• Challenge
Print all of the data exactly.

※

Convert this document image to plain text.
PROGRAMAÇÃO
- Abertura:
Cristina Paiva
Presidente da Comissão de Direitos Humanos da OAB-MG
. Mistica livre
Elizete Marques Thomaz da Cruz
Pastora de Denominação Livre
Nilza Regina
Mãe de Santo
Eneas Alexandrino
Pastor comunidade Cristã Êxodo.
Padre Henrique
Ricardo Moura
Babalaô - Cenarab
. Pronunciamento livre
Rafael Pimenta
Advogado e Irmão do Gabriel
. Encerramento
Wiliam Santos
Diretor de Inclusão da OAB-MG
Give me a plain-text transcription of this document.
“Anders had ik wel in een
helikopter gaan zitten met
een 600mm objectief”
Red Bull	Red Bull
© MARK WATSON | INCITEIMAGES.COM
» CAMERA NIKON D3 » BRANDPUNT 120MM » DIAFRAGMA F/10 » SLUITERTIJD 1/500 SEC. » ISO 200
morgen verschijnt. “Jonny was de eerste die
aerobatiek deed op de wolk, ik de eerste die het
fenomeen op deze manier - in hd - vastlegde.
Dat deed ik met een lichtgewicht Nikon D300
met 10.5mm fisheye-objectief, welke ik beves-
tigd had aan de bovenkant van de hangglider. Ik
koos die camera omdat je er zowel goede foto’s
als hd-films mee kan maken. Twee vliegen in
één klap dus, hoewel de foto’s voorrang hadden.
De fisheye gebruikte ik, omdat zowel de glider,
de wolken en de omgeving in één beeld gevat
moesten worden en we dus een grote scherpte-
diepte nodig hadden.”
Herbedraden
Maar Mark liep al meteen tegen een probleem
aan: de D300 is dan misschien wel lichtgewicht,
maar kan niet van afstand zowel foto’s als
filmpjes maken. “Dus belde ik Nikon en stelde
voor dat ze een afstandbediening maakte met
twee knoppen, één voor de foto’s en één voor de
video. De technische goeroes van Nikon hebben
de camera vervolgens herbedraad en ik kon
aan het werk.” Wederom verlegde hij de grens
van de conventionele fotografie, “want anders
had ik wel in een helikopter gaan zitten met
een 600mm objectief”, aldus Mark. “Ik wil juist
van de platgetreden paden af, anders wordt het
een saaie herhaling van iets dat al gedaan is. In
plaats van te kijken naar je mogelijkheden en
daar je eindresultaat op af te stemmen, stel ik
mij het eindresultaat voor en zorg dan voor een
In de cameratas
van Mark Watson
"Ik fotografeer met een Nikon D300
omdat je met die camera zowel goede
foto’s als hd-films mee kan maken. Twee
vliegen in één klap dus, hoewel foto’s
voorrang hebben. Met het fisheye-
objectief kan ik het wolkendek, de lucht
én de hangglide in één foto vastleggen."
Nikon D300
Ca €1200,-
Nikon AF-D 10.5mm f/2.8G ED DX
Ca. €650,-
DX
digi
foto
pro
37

※

• The reply
Convert this document image to plain text.
PROGRAMAÇÃO
- Abertura:
Cristina Paiva
Presidente da Comissão de Direitos Humanos da OAB-MG
. Mistica livre
Elizete Marques Thomaz da Cruz
Pastora de Denominação Livre
Nilza Regina
Mãe de Santo
Eneas Alexandrino
Pastor comunidade Cristã Êxodo.
Padre Henrique
Ricardo Moura
Babalaô - Cenarab
. Pronunciamento livre
Rafael Pimenta
Advogado e Irmão do Gabriel
. Encerramento
Wiliam Santos
Diretor de Inclusão da OAB-MG
Give me a plain-text transcription of this document.
“Anders had ik wel in een
helikopter gaan zitten met
een 600mm objectief”
Red Bull	Red Bull
© MARK WATSON | INCITEIMAGES.COM
» CAMERA NIKON D3 » BRANDPUNT 120MM » DIAFRAGMA F/10 » SLUITERTIJD 1/500 SEC. » ISO 200
morgen verschijnt. “Jonny was de eerste die
aerobatiek deed op de wolk, ik de eerste die het
fenomeen op deze manier - in hd - vastlegde.
Dat deed ik met een lichtgewicht Nikon D300
met 10.5mm fisheye-objectief, welke ik beves-
tigd had aan de bovenkant van de hangglider. Ik
koos die camera omdat je er zowel goede foto’s
als hd-films mee kan maken. Twee vliegen in
één klap dus, hoewel de foto’s voorrang hadden.
De fisheye gebruikte ik, omdat zowel de glider,
de wolken en de omgeving in één beeld gevat
moesten worden en we dus een grote scherpte-
diepte nodig hadden.”
Herbedraden
Maar Mark liep al meteen tegen een probleem
aan: de D300 is dan misschien wel lichtgewicht,
maar kan niet van afstand zowel foto’s als
filmpjes maken. “Dus belde ik Nikon en stelde
voor dat ze een afstandbediening maakte met
twee knoppen, één voor de foto’s en één voor de
video. De technische goeroes van Nikon hebben
de camera vervolgens herbedraad en ik kon
aan het werk.” Wederom verlegde hij de grens
van de conventionele fotografie, “want anders
had ik wel in een helikopter gaan zitten met
een 600mm objectief”, aldus Mark. “Ik wil juist
van de platgetreden paden af, anders wordt het
een saaie herhaling van iets dat al gedaan is. In
plaats van te kijken naar je mogelijkheden en
daar je eindresultaat op af te stemmen, stel ik
mij het eindresultaat voor en zorg dan voor een
In de cameratas
van Mark Watson
"Ik fotografeer met een Nikon D300
omdat je met die camera zowel goede
foto’s als hd-films mee kan maken. Twee
vliegen in één klap dus, hoewel foto’s
voorrang hebben. Met het fisheye-
objectief kan ik het wolkendek, de lucht
én de hangglide in één foto vastleggen."
Nikon D300
Ca €1200,-
Nikon AF-D 10.5mm f/2.8G ED DX
Ca. €650,-
DX
digi
foto
pro
37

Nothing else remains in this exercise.